**Page:**
2017 is a year of sequels. So much of modern culture is references back to what was once great, and emerging in new ways. Whether it is Star Wars, Blade Runner, Logan, or Guardians of the Galaxy, culture finds ways to keep referencing itself. In a season when the Seattle Sounders attempted to follow up the magic of their 2016 MLS Cup win, looking to other sequels is natural.
But, these shared universes are not my universes. There are other sequels that appeal to me a bit more than those movie franchises. I look at the explosion of Dungeons & Dragons. It is more popular than ever (so are the Sounders). D&D/DnD released a few sequels this year (Tales of the Yawning Portal, Tomb of Annihilation). The fanbase is built of once-ostracized geeks who now gather together and own certain cultural elements. It is incredibly popular because of the internet, while traditional media ignores it.

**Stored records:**

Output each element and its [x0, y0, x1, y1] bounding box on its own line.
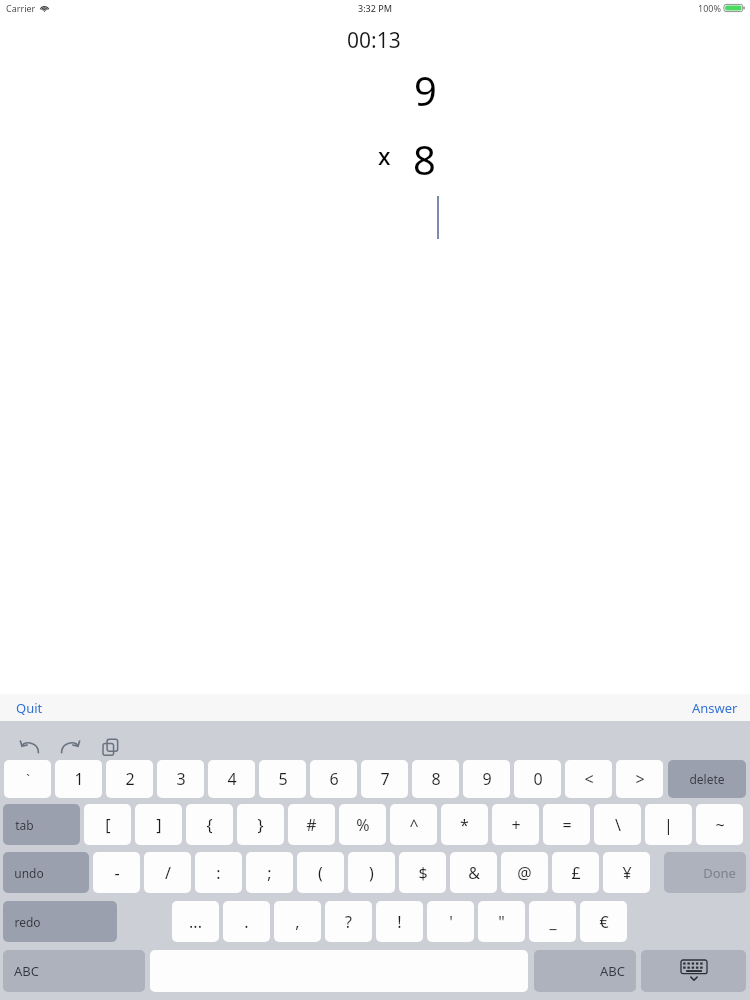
staticText: ` [26, 770, 30, 788]
button[interactable]: € [580, 901, 627, 942]
button[interactable]: ` [4, 760, 51, 798]
button[interactable]: [ [84, 804, 131, 845]
button[interactable]: 0 [514, 760, 561, 798]
staticText: Quit [16, 699, 43, 716]
button[interactable]: ... [172, 901, 219, 942]
button[interactable]: 5 [259, 760, 306, 798]
staticText: 1 [74, 768, 84, 790]
staticText: < [584, 768, 594, 790]
button[interactable]: tab [3, 804, 80, 845]
button[interactable]: # [288, 804, 335, 845]
button[interactable]: 2 [106, 760, 153, 798]
button[interactable]: ' [427, 901, 474, 942]
button[interactable]: { [186, 804, 233, 845]
staticText: 3 [176, 768, 186, 790]
button[interactable]: 1 [55, 760, 102, 798]
button[interactable]: Undo [12, 729, 48, 765]
button[interactable]: 9 [463, 760, 510, 798]
button[interactable]: 3 [157, 760, 204, 798]
button[interactable]: @ [501, 852, 548, 893]
staticText: 8 [413, 132, 436, 186]
button[interactable]: : [195, 852, 242, 893]
staticText: @ [517, 862, 532, 884]
button[interactable]: delete [668, 760, 746, 798]
staticText: ] [156, 814, 162, 836]
staticText: _ [549, 911, 557, 933]
button[interactable]: = [543, 804, 590, 845]
staticText: tab [15, 817, 34, 833]
button[interactable]: ] [135, 804, 182, 845]
staticText: & [468, 862, 480, 884]
staticText: delete [689, 771, 725, 787]
button[interactable]: 4 [208, 760, 255, 798]
button[interactable]: Redo [52, 729, 88, 765]
staticText: = [562, 814, 572, 836]
staticText: ABC [14, 962, 39, 980]
button[interactable]: % [339, 804, 386, 845]
staticText: - [114, 862, 120, 884]
staticText: £ [571, 862, 581, 884]
button[interactable]: ( [297, 852, 344, 893]
button[interactable]: Quit [0, 694, 59, 721]
staticText: x [378, 140, 391, 171]
button[interactable]: Hide keyboard [641, 950, 746, 992]
staticText: ) [369, 862, 374, 884]
button[interactable]: " [478, 901, 525, 942]
button[interactable]: undo [3, 852, 89, 893]
staticText: / [165, 862, 171, 884]
staticText: . [244, 911, 249, 933]
staticText: ¥ [622, 862, 632, 884]
button[interactable]: redo [3, 901, 117, 942]
button[interactable]: > [616, 760, 663, 798]
button[interactable]: 7 [361, 760, 408, 798]
staticText: + [511, 814, 521, 836]
button[interactable]: ) [348, 852, 395, 893]
staticText: 0 [533, 768, 543, 790]
button[interactable]: * [441, 804, 488, 845]
button[interactable]: ABC [3, 950, 145, 992]
button[interactable]: £ [552, 852, 599, 893]
button[interactable]: \ [594, 804, 641, 845]
button[interactable]: Done [664, 852, 746, 893]
button[interactable]: ^ [390, 804, 437, 845]
staticText: ABC [600, 962, 625, 980]
staticText: 4 [227, 768, 237, 790]
staticText: Carrier [6, 2, 36, 14]
button[interactable]: , [274, 901, 321, 942]
button[interactable]: | [645, 804, 692, 845]
staticText: ^ [409, 814, 419, 836]
button[interactable]: } [237, 804, 284, 845]
staticText: } [257, 814, 264, 836]
button[interactable]: 6 [310, 760, 357, 798]
staticText: 8 [431, 768, 441, 790]
staticText: \ [615, 814, 621, 836]
staticText: 7 [380, 768, 390, 790]
button[interactable]: < [565, 760, 612, 798]
staticText: 3:32 PM [358, 2, 392, 14]
staticText: " [498, 911, 505, 933]
staticText: , [295, 911, 300, 933]
button[interactable]: _ [529, 901, 576, 942]
button[interactable]: Answer [680, 694, 750, 721]
button[interactable]: 8 [412, 760, 459, 798]
button[interactable]: ¥ [603, 852, 650, 893]
button[interactable]: ~ [696, 804, 743, 845]
staticText: % [356, 814, 370, 836]
button[interactable]: ABC [534, 950, 636, 992]
button[interactable]: Paste [92, 729, 128, 765]
button[interactable]: ! [376, 901, 423, 942]
staticText: 100% [698, 2, 721, 14]
staticText: 00:13 [347, 26, 401, 55]
button[interactable]: ? [325, 901, 372, 942]
staticText: Done [703, 864, 736, 882]
button[interactable]: . [223, 901, 270, 942]
button[interactable]: - [93, 852, 140, 893]
staticText: ~ [715, 814, 725, 836]
button[interactable]: + [492, 804, 539, 845]
button[interactable]: / [144, 852, 191, 893]
staticText: 5 [278, 768, 288, 790]
button[interactable]: $ [399, 852, 446, 893]
button[interactable]: & [450, 852, 497, 893]
button[interactable]: ; [246, 852, 293, 893]
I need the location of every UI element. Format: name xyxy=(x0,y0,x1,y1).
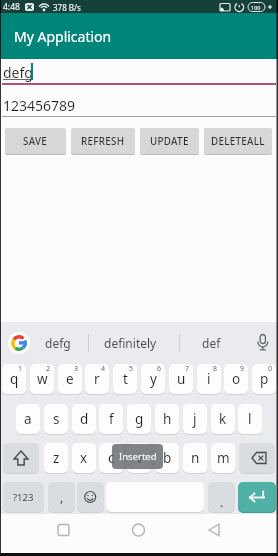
button[interactable]: m xyxy=(211,443,235,473)
button[interactable]: j xyxy=(183,404,207,434)
staticText: 8 xyxy=(213,364,218,374)
button[interactable]: n xyxy=(183,443,207,473)
button[interactable]: q xyxy=(2,364,26,394)
staticText: f xyxy=(109,410,114,428)
staticText: c xyxy=(108,449,115,467)
button[interactable] xyxy=(239,443,275,473)
staticText: r xyxy=(94,370,100,388)
button[interactable] xyxy=(208,482,235,512)
staticText: ?123 xyxy=(13,491,34,504)
button[interactable]: SAVE xyxy=(5,128,66,154)
staticText: Inserted xyxy=(119,450,157,463)
staticText: 2 xyxy=(46,364,51,374)
button[interactable]: h xyxy=(155,404,179,434)
button[interactable]: c xyxy=(99,443,123,473)
staticText: 9 xyxy=(240,364,245,374)
staticText: q xyxy=(10,370,19,388)
staticText: l xyxy=(248,410,252,428)
button[interactable] xyxy=(3,482,44,512)
button[interactable]: defg xyxy=(0,59,278,85)
staticText: definitely xyxy=(104,335,157,351)
staticText: 123456789 xyxy=(3,96,76,115)
staticText: 7 xyxy=(185,364,190,374)
button[interactable]: DELETEALL xyxy=(204,128,272,154)
staticText: defg xyxy=(3,63,33,82)
button[interactable]: UPDATE xyxy=(140,128,199,154)
staticText: k xyxy=(219,410,227,428)
button[interactable]: definitely xyxy=(95,330,165,356)
staticText: . xyxy=(220,494,224,510)
staticText: h xyxy=(163,410,172,428)
button[interactable]: z xyxy=(44,443,68,473)
button[interactable]: , xyxy=(48,482,75,512)
staticText: defg xyxy=(45,335,71,351)
staticText: 378 B/s xyxy=(53,2,81,13)
staticText: 5 xyxy=(129,364,134,374)
button[interactable]: e xyxy=(58,364,82,394)
button[interactable]: a xyxy=(16,404,40,434)
button[interactable]: b xyxy=(155,443,179,473)
staticText: g xyxy=(135,410,144,428)
button[interactable] xyxy=(238,482,276,512)
button[interactable]: t xyxy=(113,364,137,394)
staticText: d xyxy=(80,410,89,428)
button[interactable] xyxy=(50,517,78,545)
button[interactable] xyxy=(200,517,228,545)
button[interactable]: l xyxy=(238,404,262,434)
button[interactable]: r xyxy=(85,364,109,394)
staticText: 1 xyxy=(18,364,23,374)
button[interactable] xyxy=(252,330,274,356)
button[interactable] xyxy=(3,443,39,473)
staticText: x xyxy=(80,449,88,467)
staticText: u xyxy=(177,370,186,388)
staticText: z xyxy=(53,449,60,467)
button[interactable]: k xyxy=(211,404,235,434)
button[interactable]: f xyxy=(99,404,123,434)
staticText: m xyxy=(217,449,230,467)
button[interactable]: g xyxy=(127,404,151,434)
button[interactable] xyxy=(8,332,30,354)
staticText: My Application xyxy=(14,27,112,46)
staticText: def xyxy=(202,335,221,351)
staticText: y xyxy=(150,370,157,388)
button[interactable]: x xyxy=(72,443,96,473)
button[interactable]: w xyxy=(30,364,54,394)
staticText: 4 xyxy=(101,364,106,374)
staticText: e xyxy=(66,370,74,388)
button[interactable]: def xyxy=(190,330,232,356)
staticText: p xyxy=(260,370,269,388)
staticText: 0 xyxy=(268,364,273,374)
staticText: 3 xyxy=(74,364,79,374)
button[interactable] xyxy=(77,482,104,512)
button[interactable]: 123456789 xyxy=(0,92,278,118)
staticText: b xyxy=(163,449,172,467)
button[interactable]: y xyxy=(141,364,165,394)
staticText: j xyxy=(193,410,197,428)
button[interactable]: u xyxy=(169,364,193,394)
staticText: UPDATE xyxy=(150,135,189,148)
staticText: w xyxy=(37,370,48,388)
button[interactable]: p xyxy=(252,364,276,394)
button[interactable]: d xyxy=(72,404,96,434)
staticText: i xyxy=(207,370,211,388)
button[interactable] xyxy=(125,517,153,545)
staticText: SAVE xyxy=(23,135,48,148)
button[interactable]: REFRESH xyxy=(71,128,135,154)
button[interactable]: s xyxy=(44,404,68,434)
button[interactable]: defg xyxy=(36,330,80,356)
button[interactable]: v xyxy=(127,443,151,473)
staticText: DELETEALL xyxy=(211,135,265,148)
button[interactable]: i xyxy=(197,364,221,394)
button[interactable]: o xyxy=(224,364,248,394)
staticText: REFRESH xyxy=(81,135,125,148)
staticText: n xyxy=(191,449,200,467)
staticText: 100 xyxy=(251,4,261,11)
staticText: v xyxy=(136,449,143,467)
staticText: , xyxy=(60,489,64,505)
staticText: o xyxy=(232,370,241,388)
staticText: t xyxy=(123,370,128,388)
staticText: 6 xyxy=(157,364,162,374)
staticText: a xyxy=(24,410,32,428)
staticText: s xyxy=(53,410,60,428)
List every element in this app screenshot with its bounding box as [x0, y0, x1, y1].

**Required task 1:** From the text on sequels, list each title named in the sentence that begins "Whether it is".
**Required task 2:** Please set down the text on sequels word for word, from "2017 is a year" up to and including "sequels is natural.".

**Correct answer 1:** Star Wars, Blade Runner, Logan, Guardians of the Galaxy

**Correct answer 2:**
2017 is a year of sequels. So much of modern culture is references back to what was once great, and emerging in new ways. Whether it is Star Wars, Blade Runner, Logan, or Guardians of the Galaxy, culture finds ways to keep referencing itself. In a season when the Seattle Sounders attempted to follow up the magic of their 2016 MLS Cup win, looking to other sequels is natural.